Where does the word "riskScore" occur in the entries below? Copy every line that has it.
___ DATASET ___
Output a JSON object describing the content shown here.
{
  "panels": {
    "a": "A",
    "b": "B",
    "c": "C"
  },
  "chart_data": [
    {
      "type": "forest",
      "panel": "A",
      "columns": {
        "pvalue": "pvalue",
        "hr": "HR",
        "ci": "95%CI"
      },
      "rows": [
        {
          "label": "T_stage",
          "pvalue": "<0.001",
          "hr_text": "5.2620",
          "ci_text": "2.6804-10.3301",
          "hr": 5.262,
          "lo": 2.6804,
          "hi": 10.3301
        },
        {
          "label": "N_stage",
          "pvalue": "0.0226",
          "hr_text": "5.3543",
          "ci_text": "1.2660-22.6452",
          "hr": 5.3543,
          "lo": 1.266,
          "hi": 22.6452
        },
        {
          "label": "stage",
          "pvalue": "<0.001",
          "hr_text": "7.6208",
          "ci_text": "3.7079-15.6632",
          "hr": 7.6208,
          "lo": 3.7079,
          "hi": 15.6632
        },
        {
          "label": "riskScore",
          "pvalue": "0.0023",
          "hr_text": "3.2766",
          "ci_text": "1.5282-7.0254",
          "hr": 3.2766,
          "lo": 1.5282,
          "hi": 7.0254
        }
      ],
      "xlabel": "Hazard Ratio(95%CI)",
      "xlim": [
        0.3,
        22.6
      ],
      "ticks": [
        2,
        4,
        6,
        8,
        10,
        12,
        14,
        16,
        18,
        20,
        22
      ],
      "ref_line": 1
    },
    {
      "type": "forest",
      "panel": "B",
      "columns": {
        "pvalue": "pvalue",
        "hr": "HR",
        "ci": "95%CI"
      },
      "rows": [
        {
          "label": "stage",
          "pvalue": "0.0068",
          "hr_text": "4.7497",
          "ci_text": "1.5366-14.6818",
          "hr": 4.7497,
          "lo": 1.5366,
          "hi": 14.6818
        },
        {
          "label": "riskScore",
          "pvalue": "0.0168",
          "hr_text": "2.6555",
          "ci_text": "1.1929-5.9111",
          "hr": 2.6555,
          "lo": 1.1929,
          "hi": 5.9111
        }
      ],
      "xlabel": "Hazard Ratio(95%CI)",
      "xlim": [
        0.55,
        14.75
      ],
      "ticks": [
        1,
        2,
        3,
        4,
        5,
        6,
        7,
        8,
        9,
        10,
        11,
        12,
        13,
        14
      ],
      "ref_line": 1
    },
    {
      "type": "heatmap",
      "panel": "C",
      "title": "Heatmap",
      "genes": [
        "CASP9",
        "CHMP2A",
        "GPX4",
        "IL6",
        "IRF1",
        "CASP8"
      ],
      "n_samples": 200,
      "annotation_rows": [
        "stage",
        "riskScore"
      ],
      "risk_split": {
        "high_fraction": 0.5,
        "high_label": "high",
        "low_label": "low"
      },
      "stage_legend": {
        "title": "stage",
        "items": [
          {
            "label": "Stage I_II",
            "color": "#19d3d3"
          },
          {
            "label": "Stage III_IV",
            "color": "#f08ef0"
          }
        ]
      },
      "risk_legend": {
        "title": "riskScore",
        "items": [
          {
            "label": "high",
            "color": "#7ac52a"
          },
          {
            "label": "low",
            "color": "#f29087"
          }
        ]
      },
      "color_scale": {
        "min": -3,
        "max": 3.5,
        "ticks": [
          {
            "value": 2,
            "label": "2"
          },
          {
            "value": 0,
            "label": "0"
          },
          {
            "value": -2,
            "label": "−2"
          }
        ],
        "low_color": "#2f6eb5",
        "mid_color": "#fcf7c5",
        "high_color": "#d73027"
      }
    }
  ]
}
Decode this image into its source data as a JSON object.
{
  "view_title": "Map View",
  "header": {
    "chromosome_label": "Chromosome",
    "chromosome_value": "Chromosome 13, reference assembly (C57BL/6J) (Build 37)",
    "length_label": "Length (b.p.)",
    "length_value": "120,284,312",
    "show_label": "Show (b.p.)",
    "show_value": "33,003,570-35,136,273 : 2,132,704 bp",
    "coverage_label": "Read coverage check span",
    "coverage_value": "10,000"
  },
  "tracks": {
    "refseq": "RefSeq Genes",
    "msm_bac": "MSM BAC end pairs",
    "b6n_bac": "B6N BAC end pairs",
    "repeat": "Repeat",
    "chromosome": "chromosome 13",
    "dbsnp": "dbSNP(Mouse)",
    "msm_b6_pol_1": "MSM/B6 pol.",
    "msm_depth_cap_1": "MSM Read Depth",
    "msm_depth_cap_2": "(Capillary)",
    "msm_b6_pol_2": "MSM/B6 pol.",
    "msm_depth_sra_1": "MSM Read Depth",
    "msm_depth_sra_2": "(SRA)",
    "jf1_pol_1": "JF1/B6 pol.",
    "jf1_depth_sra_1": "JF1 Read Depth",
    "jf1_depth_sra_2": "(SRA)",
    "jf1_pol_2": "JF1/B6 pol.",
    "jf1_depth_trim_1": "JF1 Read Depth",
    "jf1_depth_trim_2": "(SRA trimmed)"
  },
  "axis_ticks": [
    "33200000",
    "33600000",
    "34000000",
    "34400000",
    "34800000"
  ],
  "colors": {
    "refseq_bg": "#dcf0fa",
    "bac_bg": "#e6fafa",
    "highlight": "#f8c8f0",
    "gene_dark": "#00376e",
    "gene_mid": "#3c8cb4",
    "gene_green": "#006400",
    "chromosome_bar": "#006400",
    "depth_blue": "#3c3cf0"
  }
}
___
___ DATASET ___
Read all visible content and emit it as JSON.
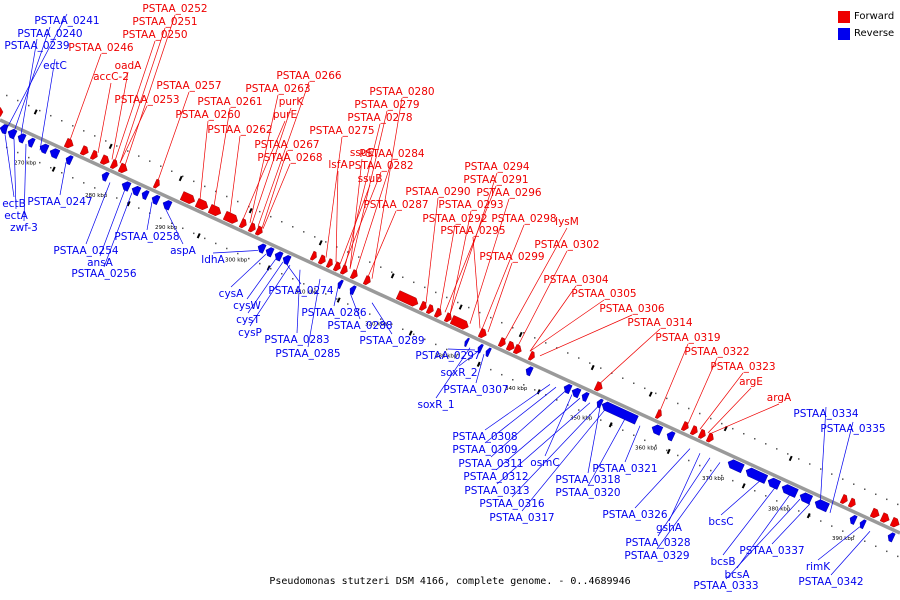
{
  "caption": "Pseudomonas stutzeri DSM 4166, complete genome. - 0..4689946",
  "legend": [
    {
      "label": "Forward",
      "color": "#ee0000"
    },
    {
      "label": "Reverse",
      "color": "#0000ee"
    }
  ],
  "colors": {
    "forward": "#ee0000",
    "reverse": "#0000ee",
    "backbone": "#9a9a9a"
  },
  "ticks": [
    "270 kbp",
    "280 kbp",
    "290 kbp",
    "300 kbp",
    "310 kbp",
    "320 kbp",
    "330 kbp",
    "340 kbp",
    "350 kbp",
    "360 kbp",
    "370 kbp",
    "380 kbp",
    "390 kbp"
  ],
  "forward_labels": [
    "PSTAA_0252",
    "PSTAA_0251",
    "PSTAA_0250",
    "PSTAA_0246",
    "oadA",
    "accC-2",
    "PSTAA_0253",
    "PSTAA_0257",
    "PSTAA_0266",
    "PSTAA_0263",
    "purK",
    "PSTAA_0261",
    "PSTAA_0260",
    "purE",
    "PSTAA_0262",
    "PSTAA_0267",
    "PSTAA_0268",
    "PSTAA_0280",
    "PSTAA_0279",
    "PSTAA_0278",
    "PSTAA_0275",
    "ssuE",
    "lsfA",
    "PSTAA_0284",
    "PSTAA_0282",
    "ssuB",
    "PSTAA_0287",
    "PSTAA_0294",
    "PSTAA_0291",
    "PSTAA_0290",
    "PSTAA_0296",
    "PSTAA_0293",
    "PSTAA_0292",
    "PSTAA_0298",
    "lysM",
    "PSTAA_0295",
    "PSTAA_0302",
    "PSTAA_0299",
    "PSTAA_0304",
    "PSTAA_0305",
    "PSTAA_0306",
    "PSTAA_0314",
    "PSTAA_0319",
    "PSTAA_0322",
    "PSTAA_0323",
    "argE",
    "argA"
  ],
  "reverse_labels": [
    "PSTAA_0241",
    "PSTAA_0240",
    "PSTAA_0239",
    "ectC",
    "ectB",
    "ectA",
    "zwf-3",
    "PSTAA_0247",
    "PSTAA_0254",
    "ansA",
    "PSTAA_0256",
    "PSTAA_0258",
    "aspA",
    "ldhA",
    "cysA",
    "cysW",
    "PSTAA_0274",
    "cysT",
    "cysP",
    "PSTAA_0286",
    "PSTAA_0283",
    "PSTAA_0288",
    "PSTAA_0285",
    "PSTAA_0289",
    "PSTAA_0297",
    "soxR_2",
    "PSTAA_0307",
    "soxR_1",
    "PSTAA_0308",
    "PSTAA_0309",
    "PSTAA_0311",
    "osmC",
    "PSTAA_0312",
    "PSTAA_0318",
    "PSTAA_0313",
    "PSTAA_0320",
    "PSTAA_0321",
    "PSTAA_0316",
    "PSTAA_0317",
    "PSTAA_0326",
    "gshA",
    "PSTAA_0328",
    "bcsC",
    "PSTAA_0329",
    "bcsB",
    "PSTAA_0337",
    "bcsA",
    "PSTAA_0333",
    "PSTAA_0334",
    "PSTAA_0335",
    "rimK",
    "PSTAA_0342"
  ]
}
___
___ DATASET ___
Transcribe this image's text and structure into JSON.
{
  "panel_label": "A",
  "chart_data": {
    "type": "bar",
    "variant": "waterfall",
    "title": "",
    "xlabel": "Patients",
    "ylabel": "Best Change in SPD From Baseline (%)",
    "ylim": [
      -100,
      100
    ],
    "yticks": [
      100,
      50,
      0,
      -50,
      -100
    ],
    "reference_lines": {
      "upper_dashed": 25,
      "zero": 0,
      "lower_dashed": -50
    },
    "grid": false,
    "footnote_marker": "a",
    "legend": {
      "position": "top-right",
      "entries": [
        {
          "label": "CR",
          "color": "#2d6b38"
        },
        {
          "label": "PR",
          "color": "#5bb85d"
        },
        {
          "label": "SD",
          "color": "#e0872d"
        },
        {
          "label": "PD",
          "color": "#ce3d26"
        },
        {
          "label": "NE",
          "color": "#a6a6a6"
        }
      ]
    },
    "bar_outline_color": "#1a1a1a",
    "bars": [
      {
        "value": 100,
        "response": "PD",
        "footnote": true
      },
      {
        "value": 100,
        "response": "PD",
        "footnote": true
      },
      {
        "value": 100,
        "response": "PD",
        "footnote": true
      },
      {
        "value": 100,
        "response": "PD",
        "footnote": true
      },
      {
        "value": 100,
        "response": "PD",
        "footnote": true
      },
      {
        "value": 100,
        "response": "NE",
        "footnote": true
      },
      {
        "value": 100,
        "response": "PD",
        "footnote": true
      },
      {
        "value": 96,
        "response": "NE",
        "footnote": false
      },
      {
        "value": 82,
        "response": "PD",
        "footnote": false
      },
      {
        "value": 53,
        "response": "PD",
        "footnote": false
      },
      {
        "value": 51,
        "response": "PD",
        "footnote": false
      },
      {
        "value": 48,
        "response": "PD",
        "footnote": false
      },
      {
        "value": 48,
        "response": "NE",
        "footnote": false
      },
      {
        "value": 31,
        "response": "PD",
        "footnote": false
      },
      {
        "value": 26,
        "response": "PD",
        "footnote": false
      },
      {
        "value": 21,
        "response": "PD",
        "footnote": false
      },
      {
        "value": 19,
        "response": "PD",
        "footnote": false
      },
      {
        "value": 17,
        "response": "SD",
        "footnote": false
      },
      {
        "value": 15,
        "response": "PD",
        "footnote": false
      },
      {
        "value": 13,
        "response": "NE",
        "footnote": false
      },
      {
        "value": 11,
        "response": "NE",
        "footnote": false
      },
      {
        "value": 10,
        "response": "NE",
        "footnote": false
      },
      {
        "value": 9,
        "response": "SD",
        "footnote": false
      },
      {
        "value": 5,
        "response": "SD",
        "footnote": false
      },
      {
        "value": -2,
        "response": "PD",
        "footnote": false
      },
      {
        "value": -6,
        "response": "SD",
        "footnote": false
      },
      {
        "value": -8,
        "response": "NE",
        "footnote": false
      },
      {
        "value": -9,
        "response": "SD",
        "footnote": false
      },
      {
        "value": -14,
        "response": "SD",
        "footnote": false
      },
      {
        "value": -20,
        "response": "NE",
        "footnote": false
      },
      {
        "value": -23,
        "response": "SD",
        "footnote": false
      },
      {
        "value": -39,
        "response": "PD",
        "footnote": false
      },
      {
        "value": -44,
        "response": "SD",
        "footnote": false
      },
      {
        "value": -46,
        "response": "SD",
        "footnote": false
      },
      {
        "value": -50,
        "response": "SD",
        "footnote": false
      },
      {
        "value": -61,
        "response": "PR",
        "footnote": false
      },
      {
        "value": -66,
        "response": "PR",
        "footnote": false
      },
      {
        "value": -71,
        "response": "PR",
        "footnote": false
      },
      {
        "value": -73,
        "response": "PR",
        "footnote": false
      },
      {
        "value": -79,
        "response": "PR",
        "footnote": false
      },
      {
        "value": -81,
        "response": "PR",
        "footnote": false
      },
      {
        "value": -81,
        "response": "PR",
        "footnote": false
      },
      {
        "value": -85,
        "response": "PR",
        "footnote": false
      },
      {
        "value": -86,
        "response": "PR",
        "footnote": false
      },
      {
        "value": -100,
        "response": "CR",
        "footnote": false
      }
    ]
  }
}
___
ANSWER BOX
          "label": "riskScore",
          "label": "riskScore",
        "riskScore"
        "title": "riskScore",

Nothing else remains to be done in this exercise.